▶ EXERCISE DESCRIPTION
Each line with the word "Serum" must appear in the answer, copied from the records.

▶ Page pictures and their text
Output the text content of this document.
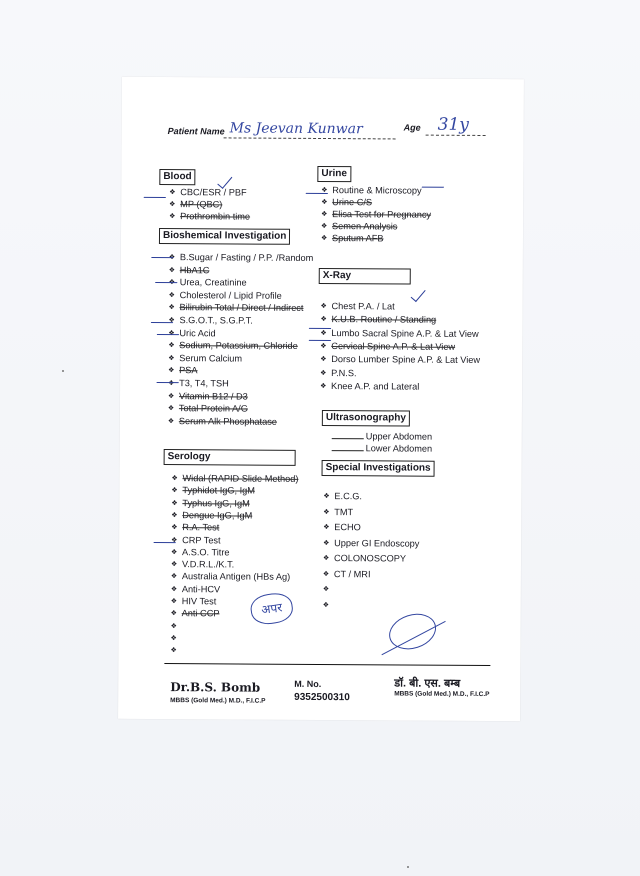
Patient Name Ms Jeevan Kunwar	Age 31y
Blood
Bioshemical Investigation
Serology
Urine
X-Ray
Ultrasonography
Special Investigations
❖ CBC/ESR / PBF
❖ MP (QBC)
❖ Prothrombin time
❖ B.Sugar / Fasting / P.P. /Random
❖ HbA1C
❖ Urea, Creatinine
❖ Cholesterol / Lipid Profile
❖ Bilirubin Total / Direct / Indirect
❖ S.G.O.T., S.G.P.T.
❖ Uric Acid
❖ Sodium, Potassium, Chloride
❖ Serum Calcium
❖ PSA
❖ T3, T4, TSH
❖ Vitamin B12 / D3
❖ Total Protein A/G
❖ Serum Alk Phosphatase
❖ Widal (RAPID Slide Method)
❖ Typhidot IgG, IgM
❖ Typhus IgG, IgM
❖ Dengue IgG, IgM
❖ R.A. Test
❖ CRP Test
❖ A.S.O. Titre
❖ V.D.R.L./K.T.
❖ Australia Antigen (HBs Ag)
❖ Anti-HCV
❖ HIV Test
❖ Anti CCP
❖
❖
❖
❖ Routine & Microscopy
❖ Urine C/S
❖ Elisa Test for Pregnancy
❖ Semen Analysis
❖ Sputum AFB
❖ Chest P.A. / Lat
❖ K.U.B. Routine / Standing
❖ Lumbo Sacral Spine A.P. & Lat View
❖ Cervical Spine A.P. & Lat View
❖ Dorso Lumber Spine A.P. & Lat View
❖ P.N.S.
❖ Knee A.P. and Lateral
❖ E.C.G.
❖ TMT
❖ ECHO
❖ Upper GI Endoscopy
❖ COLONOSCOPY
❖ CT / MRI
❖
❖
Upper Abdomen
Lower Abdomen
अपर
Dr.B.S. Bomb
MBBS (Gold Med.) M.D., F.I.C.P
M. No.
9352500310
डॉ. बी. एस. बम्ब
MBBS (Gold Med.) M.D., F.I.C.P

▶ RESPONSE AREA
❖ Serum Calcium
❖ Serum Alk Phosphatase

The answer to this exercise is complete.